## [Instruction]
In the listing below, locate the line containing "Output a JSON" and copy it and every line after it through the end, exactly as written, leaving out any pictures.
============
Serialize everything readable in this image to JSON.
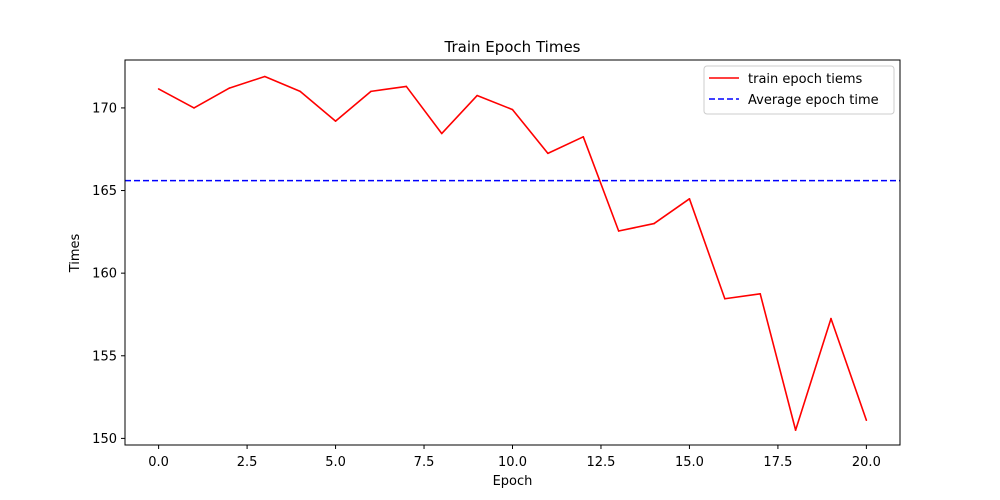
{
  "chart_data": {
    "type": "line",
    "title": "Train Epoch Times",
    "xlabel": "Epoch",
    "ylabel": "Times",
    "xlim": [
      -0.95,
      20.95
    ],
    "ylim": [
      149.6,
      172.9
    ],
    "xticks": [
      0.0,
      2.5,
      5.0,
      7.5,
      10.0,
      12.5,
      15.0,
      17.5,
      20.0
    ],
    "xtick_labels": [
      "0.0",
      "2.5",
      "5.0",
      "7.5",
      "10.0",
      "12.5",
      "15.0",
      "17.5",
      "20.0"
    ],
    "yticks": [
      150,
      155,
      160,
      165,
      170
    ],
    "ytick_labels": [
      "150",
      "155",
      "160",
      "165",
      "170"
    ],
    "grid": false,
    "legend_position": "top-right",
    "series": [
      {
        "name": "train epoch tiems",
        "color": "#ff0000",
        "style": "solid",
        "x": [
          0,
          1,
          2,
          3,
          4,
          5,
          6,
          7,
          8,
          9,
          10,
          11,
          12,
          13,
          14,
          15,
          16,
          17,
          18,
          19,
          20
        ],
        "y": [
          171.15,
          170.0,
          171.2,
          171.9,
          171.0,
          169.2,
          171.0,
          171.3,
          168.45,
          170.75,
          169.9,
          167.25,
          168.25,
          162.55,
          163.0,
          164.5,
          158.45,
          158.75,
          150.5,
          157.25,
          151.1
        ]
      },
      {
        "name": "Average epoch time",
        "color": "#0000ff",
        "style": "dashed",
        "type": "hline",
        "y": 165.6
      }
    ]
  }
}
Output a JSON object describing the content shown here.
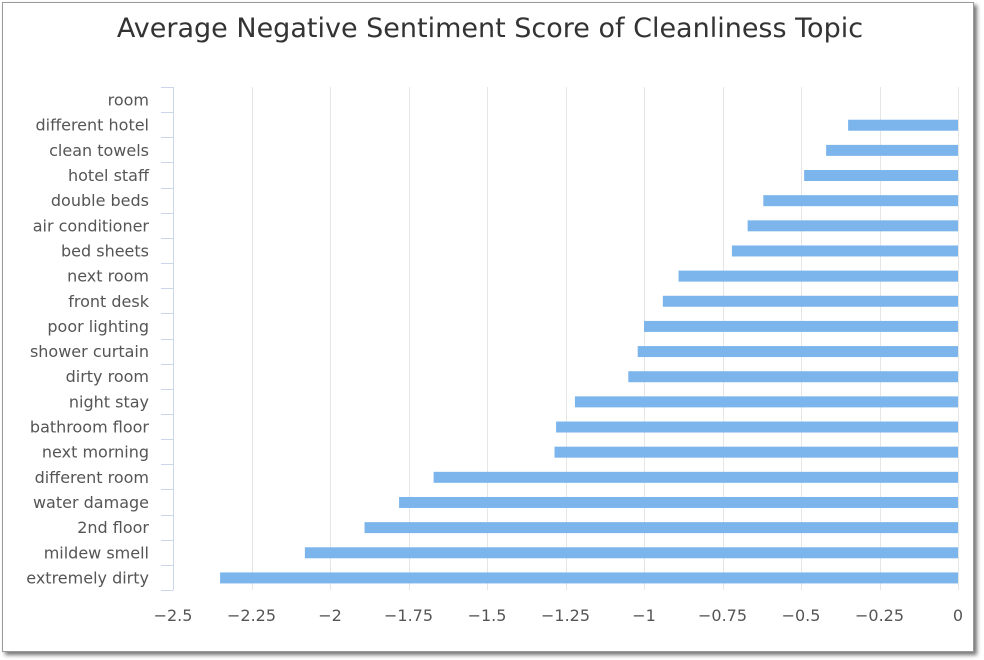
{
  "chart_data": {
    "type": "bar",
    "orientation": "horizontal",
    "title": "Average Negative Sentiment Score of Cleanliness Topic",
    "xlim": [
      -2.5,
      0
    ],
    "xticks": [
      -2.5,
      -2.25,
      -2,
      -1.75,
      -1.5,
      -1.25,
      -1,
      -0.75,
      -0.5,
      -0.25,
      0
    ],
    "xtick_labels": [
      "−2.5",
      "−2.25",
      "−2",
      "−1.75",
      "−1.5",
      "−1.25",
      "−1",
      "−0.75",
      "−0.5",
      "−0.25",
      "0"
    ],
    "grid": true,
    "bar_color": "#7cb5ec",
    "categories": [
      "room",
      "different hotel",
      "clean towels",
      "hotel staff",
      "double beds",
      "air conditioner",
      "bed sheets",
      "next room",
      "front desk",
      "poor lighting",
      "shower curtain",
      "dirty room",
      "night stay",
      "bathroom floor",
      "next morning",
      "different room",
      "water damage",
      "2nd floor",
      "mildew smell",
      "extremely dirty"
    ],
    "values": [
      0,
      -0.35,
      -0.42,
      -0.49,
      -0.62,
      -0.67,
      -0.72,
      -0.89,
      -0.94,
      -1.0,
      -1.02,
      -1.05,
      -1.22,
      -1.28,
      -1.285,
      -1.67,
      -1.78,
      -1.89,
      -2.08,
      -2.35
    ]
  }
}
============
## [Task answer]
Output a JSON object describing the content shown here.
{
  "chart_data": {
    "type": "bar",
    "orientation": "horizontal",
    "title": "Average Negative Sentiment Score of Cleanliness Topic",
    "xlim": [
      -2.5,
      0
    ],
    "xticks": [
      -2.5,
      -2.25,
      -2,
      -1.75,
      -1.5,
      -1.25,
      -1,
      -0.75,
      -0.5,
      -0.25,
      0
    ],
    "xtick_labels": [
      "−2.5",
      "−2.25",
      "−2",
      "−1.75",
      "−1.5",
      "−1.25",
      "−1",
      "−0.75",
      "−0.5",
      "−0.25",
      "0"
    ],
    "grid": true,
    "bar_color": "#7cb5ec",
    "categories": [
      "room",
      "different hotel",
      "clean towels",
      "hotel staff",
      "double beds",
      "air conditioner",
      "bed sheets",
      "next room",
      "front desk",
      "poor lighting",
      "shower curtain",
      "dirty room",
      "night stay",
      "bathroom floor",
      "next morning",
      "different room",
      "water damage",
      "2nd floor",
      "mildew smell",
      "extremely dirty"
    ],
    "values": [
      0,
      -0.35,
      -0.42,
      -0.49,
      -0.62,
      -0.67,
      -0.72,
      -0.89,
      -0.94,
      -1.0,
      -1.02,
      -1.05,
      -1.22,
      -1.28,
      -1.285,
      -1.67,
      -1.78,
      -1.89,
      -2.08,
      -2.35
    ]
  }
}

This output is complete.